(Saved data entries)
* START *

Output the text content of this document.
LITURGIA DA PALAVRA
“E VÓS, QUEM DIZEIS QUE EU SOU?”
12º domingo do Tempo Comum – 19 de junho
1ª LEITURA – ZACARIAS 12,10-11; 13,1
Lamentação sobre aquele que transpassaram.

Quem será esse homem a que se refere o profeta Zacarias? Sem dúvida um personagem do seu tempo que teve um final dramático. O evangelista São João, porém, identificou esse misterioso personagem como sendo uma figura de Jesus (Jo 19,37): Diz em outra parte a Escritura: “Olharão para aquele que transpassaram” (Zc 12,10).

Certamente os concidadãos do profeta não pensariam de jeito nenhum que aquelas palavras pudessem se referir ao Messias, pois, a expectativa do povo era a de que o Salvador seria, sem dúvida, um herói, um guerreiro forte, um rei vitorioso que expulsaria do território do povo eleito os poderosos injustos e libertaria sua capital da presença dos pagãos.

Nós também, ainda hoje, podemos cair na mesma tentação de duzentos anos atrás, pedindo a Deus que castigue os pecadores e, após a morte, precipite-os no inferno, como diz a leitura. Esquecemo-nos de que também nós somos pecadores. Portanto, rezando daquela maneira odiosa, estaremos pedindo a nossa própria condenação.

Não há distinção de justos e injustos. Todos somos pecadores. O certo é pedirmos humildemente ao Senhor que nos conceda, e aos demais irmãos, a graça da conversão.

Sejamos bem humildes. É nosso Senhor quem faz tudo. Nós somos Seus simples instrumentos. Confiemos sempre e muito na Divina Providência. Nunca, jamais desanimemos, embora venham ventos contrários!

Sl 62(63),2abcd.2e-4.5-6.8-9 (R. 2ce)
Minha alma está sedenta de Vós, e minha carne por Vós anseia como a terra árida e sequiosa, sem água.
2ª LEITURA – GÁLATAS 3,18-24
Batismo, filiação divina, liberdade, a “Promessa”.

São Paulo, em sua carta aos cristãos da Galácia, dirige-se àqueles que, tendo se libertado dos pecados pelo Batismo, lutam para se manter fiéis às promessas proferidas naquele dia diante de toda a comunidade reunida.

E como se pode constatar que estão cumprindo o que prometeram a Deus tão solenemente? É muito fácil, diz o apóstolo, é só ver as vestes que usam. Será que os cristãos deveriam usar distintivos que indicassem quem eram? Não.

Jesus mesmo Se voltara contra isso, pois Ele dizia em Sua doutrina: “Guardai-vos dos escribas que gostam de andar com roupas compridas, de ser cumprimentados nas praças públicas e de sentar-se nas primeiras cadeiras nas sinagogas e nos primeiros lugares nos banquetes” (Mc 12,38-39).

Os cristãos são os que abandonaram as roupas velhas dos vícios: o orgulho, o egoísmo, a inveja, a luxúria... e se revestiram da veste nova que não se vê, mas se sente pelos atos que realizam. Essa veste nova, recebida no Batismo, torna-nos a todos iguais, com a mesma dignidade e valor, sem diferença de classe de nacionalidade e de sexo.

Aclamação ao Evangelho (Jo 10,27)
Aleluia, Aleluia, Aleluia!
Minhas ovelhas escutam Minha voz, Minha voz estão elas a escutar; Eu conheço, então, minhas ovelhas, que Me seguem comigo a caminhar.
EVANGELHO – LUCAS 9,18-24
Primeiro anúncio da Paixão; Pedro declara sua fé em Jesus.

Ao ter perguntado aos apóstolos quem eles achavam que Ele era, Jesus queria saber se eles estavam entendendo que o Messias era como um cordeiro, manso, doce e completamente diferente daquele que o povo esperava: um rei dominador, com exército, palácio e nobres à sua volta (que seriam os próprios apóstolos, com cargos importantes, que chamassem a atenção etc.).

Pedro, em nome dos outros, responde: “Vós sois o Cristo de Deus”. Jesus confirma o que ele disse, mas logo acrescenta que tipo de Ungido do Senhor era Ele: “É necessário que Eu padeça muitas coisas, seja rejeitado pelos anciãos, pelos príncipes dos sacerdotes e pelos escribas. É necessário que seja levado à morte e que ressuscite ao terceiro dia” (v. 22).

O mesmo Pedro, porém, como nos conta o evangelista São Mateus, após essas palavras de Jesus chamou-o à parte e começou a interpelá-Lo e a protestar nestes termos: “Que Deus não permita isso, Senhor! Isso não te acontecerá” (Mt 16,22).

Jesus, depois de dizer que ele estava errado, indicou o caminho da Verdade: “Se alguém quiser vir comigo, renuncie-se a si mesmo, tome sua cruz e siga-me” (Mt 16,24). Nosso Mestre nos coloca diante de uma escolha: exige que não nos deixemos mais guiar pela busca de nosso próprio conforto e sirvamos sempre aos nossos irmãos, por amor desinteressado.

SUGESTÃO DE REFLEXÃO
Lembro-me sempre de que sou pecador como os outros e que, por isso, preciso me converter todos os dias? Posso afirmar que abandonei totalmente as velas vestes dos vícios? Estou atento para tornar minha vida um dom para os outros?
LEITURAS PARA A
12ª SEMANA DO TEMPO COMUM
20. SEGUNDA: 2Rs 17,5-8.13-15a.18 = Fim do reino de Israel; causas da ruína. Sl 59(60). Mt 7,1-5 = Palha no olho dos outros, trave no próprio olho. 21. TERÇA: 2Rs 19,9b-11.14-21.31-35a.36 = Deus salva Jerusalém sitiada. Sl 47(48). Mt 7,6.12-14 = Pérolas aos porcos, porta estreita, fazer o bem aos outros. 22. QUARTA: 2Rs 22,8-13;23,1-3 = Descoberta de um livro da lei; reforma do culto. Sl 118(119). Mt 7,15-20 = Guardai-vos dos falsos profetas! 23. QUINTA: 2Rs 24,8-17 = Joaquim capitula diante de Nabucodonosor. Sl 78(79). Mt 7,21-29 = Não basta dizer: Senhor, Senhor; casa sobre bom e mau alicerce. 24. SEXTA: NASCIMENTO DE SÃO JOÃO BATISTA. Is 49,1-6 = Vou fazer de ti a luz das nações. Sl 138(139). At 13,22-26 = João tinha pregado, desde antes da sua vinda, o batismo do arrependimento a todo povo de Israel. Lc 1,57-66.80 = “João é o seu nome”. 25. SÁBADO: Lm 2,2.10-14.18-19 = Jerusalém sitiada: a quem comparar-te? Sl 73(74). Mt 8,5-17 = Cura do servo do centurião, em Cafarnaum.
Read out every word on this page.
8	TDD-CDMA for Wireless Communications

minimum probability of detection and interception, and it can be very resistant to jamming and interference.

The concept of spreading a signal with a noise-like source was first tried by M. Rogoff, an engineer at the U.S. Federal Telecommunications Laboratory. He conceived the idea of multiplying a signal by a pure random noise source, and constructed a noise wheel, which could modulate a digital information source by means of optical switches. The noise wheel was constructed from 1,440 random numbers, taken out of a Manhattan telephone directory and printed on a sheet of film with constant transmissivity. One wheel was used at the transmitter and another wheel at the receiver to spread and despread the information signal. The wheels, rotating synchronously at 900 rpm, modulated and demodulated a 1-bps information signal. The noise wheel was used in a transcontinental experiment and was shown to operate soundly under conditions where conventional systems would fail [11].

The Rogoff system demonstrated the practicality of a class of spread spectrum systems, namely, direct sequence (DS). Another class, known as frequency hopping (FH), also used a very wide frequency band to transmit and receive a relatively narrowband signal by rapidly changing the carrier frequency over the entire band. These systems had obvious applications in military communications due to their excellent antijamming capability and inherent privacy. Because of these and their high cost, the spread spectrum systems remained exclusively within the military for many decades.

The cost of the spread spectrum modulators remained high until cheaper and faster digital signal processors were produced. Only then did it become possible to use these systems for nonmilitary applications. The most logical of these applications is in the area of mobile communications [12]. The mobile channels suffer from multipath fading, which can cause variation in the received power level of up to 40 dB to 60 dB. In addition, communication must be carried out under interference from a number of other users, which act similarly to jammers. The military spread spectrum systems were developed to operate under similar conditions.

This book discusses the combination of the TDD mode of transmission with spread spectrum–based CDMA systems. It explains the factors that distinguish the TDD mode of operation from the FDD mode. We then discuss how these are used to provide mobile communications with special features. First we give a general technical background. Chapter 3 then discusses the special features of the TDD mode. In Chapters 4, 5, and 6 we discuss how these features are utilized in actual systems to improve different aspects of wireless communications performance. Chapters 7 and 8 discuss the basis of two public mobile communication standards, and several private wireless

* END *

__Written instruction__
From the listing above, collect every line that mentions the word "muito".

__Final result__
Sejamos bem humildes. É nosso Senhor quem faz tudo. Nós somos Seus simples instrumentos. Confiemos sempre e muito na Divina Providência. Nunca, jamais desanimemos, embora venham ventos contrários!
E como se pode constatar que estão cumprindo o que prometeram a Deus tão solenemente? É muito fácil, diz o apóstolo, é só ver as vestes que usam. Será que os cristãos deveriam usar distintivos que indicassem quem eram? Não.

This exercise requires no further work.